--- Begin DATA FOR THIS EXERCISE ---
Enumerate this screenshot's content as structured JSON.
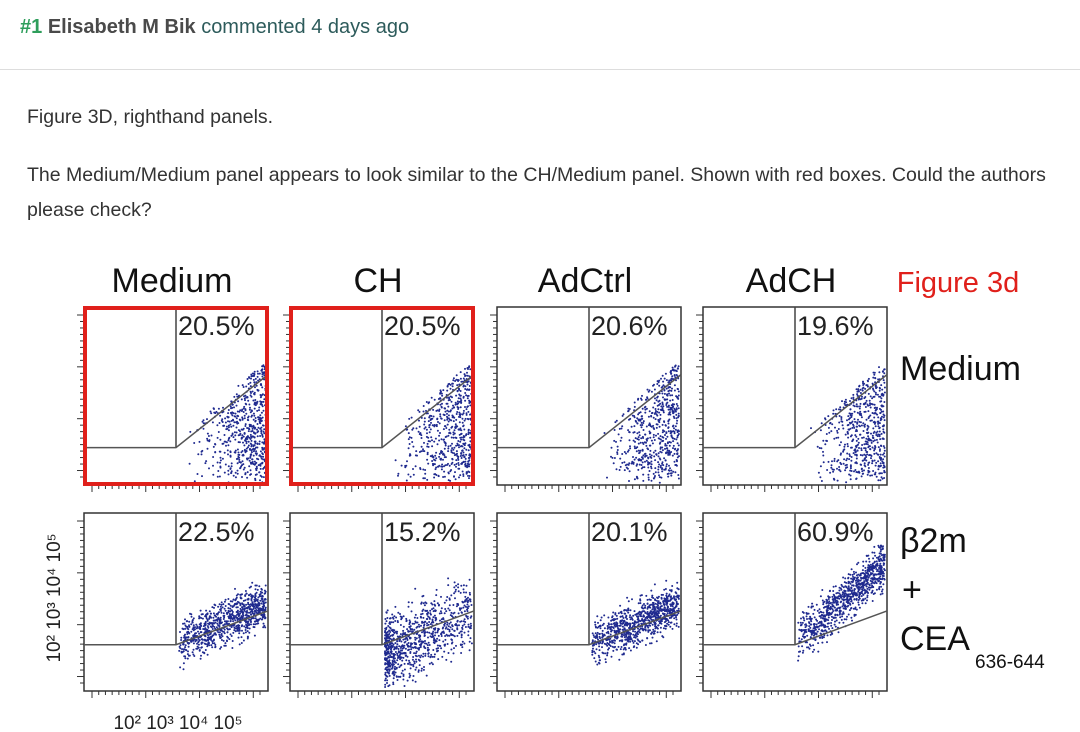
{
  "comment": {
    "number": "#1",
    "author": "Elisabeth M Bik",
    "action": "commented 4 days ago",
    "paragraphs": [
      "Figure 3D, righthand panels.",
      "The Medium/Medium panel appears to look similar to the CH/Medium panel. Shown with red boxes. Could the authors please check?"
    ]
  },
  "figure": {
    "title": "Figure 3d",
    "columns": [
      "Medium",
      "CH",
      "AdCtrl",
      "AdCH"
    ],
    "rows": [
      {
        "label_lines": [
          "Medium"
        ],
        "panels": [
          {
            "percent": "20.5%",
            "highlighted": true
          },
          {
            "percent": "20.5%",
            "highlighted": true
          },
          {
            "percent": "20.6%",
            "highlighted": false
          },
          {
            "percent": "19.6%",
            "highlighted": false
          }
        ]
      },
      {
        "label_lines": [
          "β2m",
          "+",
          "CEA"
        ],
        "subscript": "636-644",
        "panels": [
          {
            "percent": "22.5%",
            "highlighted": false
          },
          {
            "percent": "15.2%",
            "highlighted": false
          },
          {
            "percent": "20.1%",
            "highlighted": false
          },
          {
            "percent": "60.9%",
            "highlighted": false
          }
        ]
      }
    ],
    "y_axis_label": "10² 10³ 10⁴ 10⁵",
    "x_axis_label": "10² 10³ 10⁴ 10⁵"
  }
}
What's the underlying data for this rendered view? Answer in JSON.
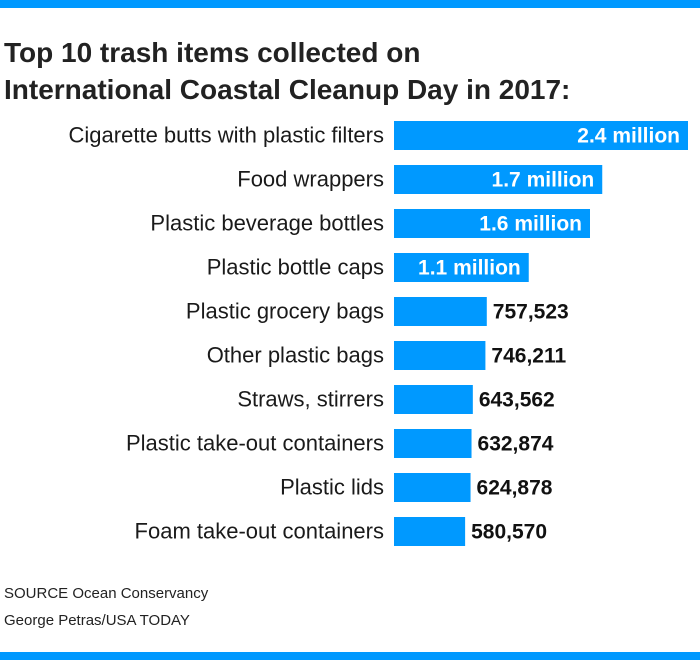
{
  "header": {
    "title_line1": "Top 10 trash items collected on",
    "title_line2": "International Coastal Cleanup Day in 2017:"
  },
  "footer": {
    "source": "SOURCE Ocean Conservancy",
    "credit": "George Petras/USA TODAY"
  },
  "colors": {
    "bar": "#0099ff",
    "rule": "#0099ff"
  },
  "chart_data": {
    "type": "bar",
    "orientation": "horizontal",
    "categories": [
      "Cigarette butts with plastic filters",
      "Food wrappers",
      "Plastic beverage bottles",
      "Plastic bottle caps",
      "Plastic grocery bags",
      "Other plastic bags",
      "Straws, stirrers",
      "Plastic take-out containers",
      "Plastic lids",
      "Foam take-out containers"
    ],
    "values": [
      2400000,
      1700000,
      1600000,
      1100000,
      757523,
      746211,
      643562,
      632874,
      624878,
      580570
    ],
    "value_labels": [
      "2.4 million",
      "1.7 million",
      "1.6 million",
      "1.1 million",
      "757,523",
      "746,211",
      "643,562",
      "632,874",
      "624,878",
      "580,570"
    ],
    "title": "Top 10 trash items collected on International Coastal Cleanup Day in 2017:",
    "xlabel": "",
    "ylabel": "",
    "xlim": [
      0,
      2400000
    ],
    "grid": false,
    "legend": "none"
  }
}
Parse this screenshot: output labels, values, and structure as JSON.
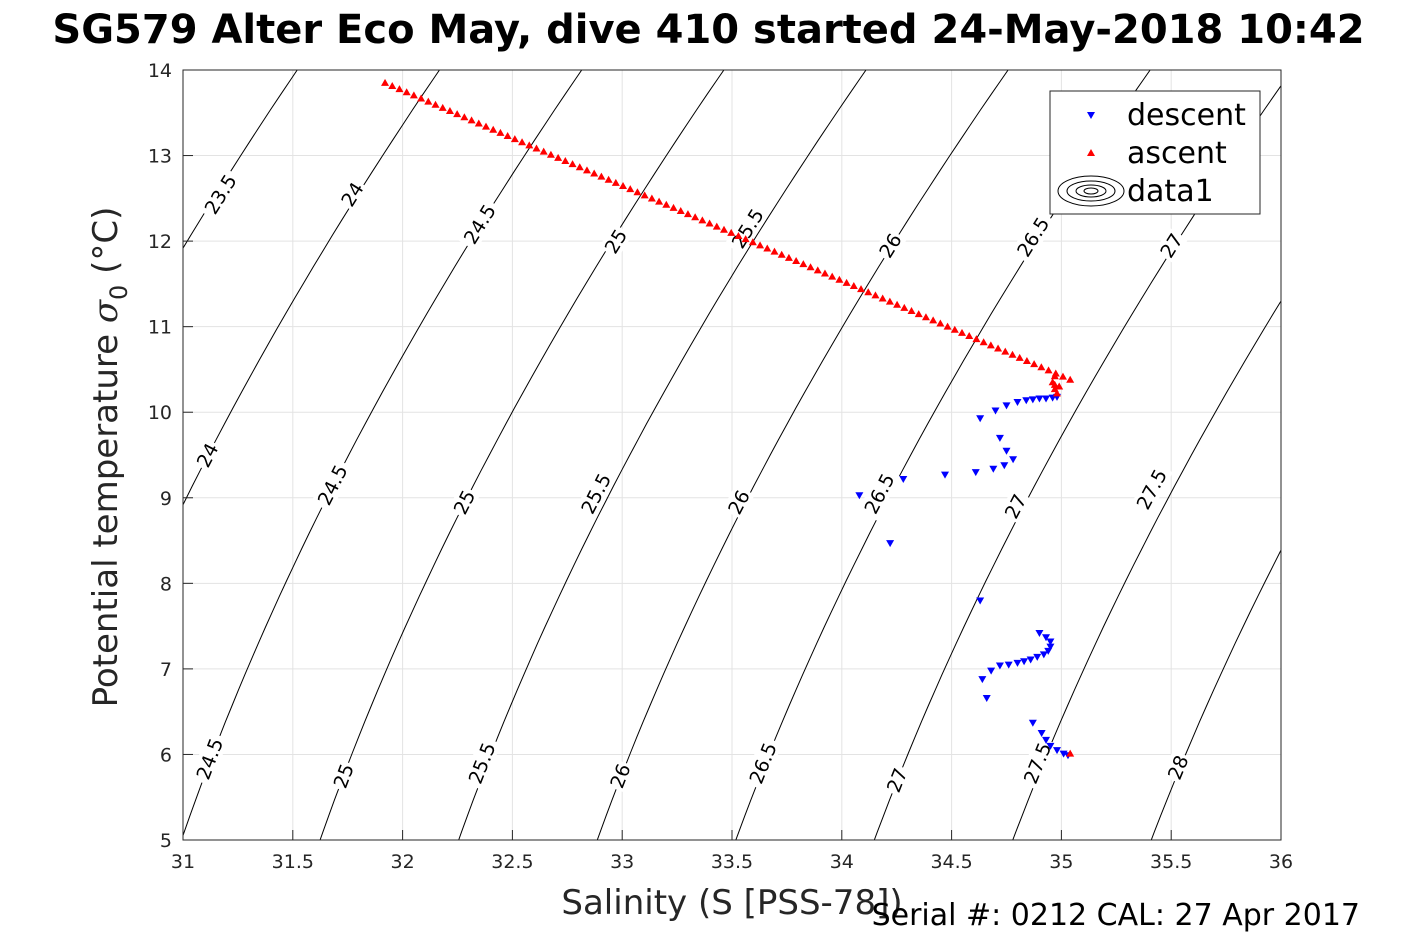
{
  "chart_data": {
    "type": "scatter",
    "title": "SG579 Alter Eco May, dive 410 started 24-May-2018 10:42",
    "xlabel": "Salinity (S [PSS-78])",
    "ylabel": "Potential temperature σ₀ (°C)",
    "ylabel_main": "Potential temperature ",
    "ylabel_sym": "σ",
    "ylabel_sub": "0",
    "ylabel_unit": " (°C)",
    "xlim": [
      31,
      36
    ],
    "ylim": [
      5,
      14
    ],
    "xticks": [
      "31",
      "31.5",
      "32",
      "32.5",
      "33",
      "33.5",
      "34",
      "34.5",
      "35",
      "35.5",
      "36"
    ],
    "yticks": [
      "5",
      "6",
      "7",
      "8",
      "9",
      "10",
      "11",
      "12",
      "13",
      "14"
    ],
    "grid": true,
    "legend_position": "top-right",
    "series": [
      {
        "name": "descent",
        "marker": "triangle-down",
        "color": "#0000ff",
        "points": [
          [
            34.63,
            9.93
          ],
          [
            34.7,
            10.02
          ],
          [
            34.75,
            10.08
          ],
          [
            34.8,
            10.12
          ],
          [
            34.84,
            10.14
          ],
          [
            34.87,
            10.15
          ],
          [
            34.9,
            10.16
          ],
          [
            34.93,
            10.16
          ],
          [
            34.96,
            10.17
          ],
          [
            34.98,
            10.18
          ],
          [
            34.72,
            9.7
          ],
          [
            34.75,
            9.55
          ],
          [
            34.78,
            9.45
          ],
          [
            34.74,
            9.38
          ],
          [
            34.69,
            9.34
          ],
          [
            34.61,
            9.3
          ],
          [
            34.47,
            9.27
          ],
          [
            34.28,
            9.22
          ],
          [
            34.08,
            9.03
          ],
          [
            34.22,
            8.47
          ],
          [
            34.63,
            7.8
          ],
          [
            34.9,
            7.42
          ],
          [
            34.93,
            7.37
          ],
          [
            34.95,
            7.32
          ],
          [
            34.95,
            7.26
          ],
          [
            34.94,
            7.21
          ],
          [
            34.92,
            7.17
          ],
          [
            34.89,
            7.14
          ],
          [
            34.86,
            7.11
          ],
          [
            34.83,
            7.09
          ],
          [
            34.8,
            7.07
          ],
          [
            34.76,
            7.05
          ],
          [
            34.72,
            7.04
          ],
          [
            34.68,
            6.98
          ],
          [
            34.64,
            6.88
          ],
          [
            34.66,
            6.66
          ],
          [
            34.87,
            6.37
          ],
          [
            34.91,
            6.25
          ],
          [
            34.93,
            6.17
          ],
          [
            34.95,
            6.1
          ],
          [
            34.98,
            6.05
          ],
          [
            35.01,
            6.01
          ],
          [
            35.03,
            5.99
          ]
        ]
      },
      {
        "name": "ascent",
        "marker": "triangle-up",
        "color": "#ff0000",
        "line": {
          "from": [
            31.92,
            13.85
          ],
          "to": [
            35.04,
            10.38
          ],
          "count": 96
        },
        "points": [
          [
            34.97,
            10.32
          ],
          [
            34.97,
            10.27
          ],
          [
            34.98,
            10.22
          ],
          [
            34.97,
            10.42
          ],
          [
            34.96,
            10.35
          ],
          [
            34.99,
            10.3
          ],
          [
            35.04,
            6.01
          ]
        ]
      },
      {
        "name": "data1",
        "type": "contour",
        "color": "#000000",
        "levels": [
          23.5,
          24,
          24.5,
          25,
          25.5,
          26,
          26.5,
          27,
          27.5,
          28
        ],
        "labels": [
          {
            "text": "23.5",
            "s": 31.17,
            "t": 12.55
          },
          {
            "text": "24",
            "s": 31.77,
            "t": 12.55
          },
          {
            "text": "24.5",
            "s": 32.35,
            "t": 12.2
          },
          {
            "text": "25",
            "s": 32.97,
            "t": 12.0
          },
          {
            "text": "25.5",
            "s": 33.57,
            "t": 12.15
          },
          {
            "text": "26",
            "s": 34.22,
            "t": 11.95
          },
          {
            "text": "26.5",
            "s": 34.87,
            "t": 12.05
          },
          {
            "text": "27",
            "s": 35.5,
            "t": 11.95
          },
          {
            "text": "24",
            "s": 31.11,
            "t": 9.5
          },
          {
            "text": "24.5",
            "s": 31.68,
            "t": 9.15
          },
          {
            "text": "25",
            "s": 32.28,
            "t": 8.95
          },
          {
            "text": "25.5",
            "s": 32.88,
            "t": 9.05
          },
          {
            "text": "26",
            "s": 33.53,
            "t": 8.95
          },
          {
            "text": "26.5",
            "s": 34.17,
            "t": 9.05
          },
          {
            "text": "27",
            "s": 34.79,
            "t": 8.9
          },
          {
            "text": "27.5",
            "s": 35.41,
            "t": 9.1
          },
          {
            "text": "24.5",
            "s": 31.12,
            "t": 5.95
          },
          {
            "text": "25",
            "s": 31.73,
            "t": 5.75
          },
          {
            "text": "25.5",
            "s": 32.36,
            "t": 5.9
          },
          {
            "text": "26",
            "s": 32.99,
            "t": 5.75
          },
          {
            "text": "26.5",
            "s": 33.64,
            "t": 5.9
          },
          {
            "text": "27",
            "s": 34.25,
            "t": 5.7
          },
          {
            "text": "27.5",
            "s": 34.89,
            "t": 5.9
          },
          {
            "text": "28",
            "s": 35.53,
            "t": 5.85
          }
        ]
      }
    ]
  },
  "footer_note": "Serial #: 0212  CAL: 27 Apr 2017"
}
--- End DATA FOR THIS EXERCISE ---
--- Begin DATA FOR THIS EXERCISE ---
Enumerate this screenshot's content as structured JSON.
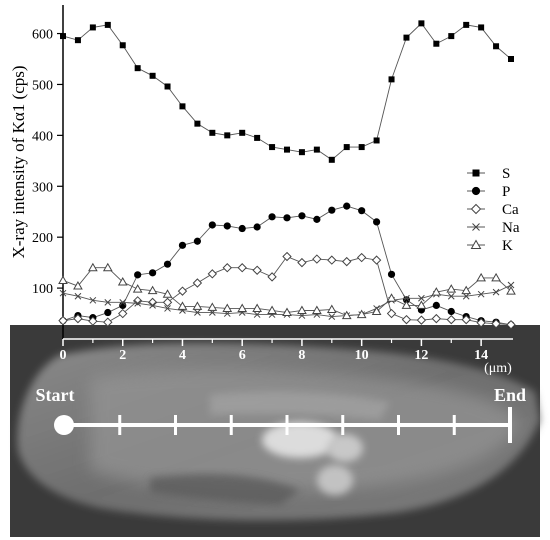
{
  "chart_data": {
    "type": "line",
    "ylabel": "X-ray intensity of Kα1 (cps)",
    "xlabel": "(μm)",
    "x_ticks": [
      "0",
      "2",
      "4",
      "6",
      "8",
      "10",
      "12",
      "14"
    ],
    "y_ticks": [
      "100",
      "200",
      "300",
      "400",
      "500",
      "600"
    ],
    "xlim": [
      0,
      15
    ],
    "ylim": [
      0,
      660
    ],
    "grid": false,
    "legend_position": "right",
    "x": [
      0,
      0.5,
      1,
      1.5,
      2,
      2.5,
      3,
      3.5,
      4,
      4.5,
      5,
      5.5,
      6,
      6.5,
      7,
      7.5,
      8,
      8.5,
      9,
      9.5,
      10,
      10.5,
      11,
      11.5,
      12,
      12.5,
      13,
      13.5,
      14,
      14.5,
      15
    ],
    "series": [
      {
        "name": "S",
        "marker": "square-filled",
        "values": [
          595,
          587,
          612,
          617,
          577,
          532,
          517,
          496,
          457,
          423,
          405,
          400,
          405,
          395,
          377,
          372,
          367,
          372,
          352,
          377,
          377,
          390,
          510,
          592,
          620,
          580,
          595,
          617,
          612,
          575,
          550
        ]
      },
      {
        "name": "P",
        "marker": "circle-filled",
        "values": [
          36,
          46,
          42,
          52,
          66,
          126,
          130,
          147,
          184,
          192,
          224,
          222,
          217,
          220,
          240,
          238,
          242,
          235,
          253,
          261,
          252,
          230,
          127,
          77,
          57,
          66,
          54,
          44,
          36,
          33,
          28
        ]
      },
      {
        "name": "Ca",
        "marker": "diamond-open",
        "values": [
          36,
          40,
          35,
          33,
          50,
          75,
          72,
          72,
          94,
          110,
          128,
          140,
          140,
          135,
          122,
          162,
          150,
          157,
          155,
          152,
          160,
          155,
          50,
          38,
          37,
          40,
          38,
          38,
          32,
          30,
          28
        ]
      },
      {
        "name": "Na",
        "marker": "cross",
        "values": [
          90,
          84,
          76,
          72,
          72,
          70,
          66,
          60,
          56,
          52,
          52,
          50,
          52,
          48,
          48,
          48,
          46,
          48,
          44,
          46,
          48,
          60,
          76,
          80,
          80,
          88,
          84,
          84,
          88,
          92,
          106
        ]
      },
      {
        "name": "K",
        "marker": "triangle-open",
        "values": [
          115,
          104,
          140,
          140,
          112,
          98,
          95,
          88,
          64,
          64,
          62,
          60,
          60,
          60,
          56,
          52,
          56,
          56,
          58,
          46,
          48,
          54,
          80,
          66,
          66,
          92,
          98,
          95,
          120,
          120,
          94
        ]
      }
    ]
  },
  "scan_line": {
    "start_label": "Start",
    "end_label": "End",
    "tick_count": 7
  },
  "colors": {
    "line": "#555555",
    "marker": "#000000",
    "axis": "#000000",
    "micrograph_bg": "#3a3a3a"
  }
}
--- End DATA FOR THIS EXERCISE ---
**EXERCISE GOAL**
From the entries, copy out each line containing the word "open".

**THE RESPONSE**
        "marker": "diamond-open",
        "marker": "triangle-open",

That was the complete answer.